Exercise = Recast the records below as a JSON list of strings, with one string per line and no blank lines.

-- START Dataset extract --

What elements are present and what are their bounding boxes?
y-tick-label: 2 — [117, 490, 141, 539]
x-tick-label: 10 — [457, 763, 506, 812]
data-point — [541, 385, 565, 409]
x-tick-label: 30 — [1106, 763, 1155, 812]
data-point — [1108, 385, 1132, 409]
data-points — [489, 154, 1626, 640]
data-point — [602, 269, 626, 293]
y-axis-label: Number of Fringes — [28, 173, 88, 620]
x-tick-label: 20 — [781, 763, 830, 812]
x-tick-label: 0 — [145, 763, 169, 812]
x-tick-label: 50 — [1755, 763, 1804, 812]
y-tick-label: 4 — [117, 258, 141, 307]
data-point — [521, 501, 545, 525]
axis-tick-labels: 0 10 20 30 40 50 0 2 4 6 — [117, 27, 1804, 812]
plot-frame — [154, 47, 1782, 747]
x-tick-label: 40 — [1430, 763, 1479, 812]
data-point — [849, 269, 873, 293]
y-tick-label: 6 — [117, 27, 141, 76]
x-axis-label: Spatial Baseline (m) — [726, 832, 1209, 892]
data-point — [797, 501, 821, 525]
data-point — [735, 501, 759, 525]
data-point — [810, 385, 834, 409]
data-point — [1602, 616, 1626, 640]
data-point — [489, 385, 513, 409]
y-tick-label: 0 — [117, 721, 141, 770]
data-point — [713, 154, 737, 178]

-- END Dataset extract --

Exercise solution =
[
  "What elements are present and what are their bounding boxes?",
  "y-tick-label: 2 — [117, 490, 141, 539]",
  "x-tick-label: 10 — [457, 763, 506, 812]",
  "data-point — [541, 385, 565, 409]",
  "x-tick-label: 30 — [1106, 763, 1155, 812]",
  "data-point — [1108, 385, 1132, 409]",
  "data-points — [489, 154, 1626, 640]",
  "data-point — [602, 269, 626, 293]",
  "y-axis-label: Number of Fringes — [28, 173, 88, 620]",
  "x-tick-label: 20 — [781, 763, 830, 812]",
  "x-tick-label: 0 — [145, 763, 169, 812]",
  "x-tick-label: 50 — [1755, 763, 1804, 812]",
  "y-tick-label: 4 — [117, 258, 141, 307]",
  "data-point — [521, 501, 545, 525]",
  "axis-tick-labels: 0 10 20 30 40 50 0 2 4 6 — [117, 27, 1804, 812]",
  "plot-frame — [154, 47, 1782, 747]",
  "x-tick-label: 40 — [1430, 763, 1479, 812]",
  "data-point — [849, 269, 873, 293]",
  "y-tick-label: 6 — [117, 27, 141, 76]",
  "x-axis-label: Spatial Baseline (m) — [726, 832, 1209, 892]",
  "data-point — [797, 501, 821, 525]",
  "data-point — [735, 501, 759, 525]",
  "data-point — [810, 385, 834, 409]",
  "data-point — [1602, 616, 1626, 640]",
  "data-point — [489, 385, 513, 409]",
  "y-tick-label: 0 — [117, 721, 141, 770]",
  "data-point — [713, 154, 737, 178]"
]